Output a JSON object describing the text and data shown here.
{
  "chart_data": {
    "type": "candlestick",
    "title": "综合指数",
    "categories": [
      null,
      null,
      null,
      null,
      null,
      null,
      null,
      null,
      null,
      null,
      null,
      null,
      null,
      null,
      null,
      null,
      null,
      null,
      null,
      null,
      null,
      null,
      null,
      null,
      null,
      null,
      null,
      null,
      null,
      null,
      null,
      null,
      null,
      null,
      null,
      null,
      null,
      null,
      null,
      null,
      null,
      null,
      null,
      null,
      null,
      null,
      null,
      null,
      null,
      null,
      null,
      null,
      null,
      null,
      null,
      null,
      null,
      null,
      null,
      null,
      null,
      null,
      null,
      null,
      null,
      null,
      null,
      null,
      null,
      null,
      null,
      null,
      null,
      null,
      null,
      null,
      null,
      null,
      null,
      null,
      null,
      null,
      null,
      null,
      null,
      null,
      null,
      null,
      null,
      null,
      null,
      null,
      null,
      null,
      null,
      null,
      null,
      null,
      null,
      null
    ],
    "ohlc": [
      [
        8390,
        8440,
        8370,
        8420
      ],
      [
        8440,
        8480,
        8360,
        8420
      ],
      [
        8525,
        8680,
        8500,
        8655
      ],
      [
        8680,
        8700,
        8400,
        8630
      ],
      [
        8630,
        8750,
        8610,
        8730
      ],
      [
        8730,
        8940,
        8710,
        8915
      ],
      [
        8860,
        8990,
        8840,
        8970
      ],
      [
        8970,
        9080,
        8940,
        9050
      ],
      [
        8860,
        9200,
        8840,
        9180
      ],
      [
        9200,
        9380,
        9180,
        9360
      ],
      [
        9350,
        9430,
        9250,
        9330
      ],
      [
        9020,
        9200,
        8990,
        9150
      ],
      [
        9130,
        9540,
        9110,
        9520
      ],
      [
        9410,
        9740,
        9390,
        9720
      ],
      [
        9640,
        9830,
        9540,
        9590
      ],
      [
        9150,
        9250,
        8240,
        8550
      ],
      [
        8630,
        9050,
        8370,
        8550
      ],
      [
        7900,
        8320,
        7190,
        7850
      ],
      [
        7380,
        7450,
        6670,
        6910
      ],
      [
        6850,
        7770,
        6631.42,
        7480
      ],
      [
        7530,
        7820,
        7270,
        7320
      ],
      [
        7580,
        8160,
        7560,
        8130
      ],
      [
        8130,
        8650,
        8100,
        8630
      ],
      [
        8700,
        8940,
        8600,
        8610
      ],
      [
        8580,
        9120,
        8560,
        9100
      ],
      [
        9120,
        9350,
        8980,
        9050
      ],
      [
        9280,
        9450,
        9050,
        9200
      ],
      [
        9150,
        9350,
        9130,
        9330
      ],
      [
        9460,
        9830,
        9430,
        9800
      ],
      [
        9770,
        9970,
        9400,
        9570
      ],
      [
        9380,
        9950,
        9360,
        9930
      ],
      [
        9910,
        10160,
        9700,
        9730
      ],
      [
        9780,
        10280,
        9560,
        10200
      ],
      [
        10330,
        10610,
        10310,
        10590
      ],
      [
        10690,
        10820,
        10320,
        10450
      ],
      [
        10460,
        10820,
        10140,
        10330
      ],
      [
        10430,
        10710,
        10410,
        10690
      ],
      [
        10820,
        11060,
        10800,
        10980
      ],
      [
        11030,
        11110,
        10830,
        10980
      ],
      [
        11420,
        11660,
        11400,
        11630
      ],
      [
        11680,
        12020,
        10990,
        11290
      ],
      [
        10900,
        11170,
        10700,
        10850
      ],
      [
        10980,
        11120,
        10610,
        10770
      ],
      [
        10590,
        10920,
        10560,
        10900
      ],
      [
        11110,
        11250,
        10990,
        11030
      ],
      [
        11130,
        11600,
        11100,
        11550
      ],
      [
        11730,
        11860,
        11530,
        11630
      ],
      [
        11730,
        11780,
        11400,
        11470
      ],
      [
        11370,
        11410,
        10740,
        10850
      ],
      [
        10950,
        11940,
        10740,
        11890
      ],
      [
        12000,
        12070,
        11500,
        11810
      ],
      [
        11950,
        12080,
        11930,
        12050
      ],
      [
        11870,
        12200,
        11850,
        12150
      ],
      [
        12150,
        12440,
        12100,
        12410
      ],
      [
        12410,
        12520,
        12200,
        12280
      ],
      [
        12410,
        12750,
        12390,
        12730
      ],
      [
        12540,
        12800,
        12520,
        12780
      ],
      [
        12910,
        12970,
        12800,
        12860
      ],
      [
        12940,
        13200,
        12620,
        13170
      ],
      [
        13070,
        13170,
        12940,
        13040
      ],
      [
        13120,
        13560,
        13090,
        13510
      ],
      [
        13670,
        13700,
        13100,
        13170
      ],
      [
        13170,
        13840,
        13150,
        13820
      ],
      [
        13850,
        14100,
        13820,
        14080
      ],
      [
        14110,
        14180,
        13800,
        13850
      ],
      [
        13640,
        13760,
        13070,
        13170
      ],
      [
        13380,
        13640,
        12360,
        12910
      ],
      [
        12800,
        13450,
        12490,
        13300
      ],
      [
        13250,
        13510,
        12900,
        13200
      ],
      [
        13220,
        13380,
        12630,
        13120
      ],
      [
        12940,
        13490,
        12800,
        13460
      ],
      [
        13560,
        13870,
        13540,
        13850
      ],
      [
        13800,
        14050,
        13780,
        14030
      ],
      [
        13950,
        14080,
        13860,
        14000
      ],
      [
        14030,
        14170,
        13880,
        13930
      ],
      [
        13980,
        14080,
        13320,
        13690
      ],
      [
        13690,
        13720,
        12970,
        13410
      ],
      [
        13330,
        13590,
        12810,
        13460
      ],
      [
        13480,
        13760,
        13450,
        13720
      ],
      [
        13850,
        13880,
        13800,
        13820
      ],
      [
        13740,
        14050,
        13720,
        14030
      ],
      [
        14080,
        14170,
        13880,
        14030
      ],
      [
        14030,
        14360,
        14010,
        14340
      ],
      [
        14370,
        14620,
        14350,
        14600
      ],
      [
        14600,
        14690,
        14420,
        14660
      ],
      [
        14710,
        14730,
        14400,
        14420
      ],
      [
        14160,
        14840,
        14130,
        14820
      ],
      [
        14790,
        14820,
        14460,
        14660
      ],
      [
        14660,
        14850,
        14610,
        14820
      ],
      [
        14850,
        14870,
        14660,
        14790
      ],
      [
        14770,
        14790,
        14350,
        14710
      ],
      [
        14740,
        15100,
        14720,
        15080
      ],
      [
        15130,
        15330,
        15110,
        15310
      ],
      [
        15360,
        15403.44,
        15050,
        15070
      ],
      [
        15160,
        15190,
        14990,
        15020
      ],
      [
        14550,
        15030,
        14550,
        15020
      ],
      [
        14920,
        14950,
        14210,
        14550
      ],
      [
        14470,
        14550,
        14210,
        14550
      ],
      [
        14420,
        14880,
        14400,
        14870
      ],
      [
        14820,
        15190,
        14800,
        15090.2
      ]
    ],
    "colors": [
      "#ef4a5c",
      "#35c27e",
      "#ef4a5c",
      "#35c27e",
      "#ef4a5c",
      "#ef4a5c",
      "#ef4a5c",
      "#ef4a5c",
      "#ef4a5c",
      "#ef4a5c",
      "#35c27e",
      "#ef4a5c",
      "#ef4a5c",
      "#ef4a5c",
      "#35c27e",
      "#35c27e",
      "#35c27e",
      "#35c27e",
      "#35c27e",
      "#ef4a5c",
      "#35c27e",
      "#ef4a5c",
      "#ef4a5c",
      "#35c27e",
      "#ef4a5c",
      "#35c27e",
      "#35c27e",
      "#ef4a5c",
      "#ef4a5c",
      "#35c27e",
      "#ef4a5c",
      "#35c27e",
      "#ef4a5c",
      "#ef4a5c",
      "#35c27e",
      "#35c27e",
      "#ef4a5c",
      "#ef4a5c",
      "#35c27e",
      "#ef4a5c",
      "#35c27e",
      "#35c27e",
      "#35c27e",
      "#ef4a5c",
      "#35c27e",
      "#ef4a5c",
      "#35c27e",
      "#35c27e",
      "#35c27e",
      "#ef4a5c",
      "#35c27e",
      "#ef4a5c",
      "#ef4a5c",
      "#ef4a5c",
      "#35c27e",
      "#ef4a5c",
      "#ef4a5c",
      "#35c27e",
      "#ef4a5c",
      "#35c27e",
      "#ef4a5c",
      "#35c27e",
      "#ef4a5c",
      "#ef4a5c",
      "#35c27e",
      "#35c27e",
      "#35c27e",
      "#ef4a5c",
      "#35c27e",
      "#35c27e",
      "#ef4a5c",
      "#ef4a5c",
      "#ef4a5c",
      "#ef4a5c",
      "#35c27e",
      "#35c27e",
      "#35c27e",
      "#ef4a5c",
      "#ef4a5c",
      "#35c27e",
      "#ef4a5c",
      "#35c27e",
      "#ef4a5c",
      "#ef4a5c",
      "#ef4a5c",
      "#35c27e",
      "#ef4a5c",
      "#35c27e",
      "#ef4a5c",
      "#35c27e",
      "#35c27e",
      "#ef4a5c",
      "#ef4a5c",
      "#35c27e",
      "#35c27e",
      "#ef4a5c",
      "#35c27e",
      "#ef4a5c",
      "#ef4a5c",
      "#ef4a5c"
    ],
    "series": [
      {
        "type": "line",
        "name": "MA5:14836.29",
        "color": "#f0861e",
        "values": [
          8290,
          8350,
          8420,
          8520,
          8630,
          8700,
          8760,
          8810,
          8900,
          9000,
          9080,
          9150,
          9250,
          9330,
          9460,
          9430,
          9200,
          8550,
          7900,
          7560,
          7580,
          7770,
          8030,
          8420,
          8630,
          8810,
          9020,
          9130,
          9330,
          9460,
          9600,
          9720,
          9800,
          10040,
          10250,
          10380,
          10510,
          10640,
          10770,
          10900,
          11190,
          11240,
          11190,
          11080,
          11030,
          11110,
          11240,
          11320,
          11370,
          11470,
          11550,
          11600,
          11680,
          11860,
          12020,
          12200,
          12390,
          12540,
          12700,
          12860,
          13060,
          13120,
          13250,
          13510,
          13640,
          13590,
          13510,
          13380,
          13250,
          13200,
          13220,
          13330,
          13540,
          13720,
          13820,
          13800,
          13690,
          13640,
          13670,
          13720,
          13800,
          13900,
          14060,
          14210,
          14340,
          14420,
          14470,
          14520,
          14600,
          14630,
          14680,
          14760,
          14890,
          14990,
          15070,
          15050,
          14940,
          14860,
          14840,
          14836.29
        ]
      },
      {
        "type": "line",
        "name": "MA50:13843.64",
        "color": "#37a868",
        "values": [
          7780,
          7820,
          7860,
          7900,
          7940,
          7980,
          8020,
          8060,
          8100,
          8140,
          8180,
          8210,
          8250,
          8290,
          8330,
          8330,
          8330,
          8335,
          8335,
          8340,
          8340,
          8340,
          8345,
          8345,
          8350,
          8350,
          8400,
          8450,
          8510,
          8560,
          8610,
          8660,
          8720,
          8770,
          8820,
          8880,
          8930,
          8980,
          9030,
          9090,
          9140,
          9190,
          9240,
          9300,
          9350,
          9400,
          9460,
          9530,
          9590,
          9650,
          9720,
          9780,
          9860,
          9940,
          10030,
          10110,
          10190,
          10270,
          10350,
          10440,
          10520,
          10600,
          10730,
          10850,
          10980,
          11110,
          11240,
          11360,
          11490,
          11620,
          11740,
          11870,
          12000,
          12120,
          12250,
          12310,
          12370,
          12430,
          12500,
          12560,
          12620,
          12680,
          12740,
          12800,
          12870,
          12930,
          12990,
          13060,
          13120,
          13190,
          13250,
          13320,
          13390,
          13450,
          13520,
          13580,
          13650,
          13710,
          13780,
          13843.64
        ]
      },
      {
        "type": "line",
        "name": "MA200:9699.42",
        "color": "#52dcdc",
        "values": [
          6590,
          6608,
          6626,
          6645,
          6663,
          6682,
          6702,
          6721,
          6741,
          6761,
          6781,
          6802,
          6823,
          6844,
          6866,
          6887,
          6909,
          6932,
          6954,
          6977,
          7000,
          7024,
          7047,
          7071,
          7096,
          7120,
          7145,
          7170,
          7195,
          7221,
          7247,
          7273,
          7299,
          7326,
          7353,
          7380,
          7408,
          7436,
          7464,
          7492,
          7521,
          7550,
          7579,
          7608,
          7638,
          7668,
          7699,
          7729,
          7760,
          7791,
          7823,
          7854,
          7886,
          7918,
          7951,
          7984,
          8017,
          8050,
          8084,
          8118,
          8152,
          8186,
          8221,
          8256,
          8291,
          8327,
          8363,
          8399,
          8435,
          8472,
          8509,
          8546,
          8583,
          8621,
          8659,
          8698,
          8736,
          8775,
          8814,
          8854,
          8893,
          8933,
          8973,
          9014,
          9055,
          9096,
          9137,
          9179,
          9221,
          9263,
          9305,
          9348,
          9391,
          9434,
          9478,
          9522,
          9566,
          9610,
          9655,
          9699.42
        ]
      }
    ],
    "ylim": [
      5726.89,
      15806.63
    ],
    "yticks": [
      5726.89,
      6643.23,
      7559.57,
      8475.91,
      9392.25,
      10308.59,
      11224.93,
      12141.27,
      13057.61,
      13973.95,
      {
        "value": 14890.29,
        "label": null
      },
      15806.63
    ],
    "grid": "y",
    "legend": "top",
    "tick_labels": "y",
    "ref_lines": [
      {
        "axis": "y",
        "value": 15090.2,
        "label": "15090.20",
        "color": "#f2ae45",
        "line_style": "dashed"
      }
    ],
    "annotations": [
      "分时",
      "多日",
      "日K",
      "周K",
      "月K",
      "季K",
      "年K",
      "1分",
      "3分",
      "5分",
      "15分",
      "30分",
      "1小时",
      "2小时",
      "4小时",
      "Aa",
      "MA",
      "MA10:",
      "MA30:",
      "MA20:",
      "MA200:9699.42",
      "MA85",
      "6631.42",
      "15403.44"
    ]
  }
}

SHORT TASK: How many lines of the listing above include the word "name"? State the number and nothing else.

ANSWER IN FULL: 3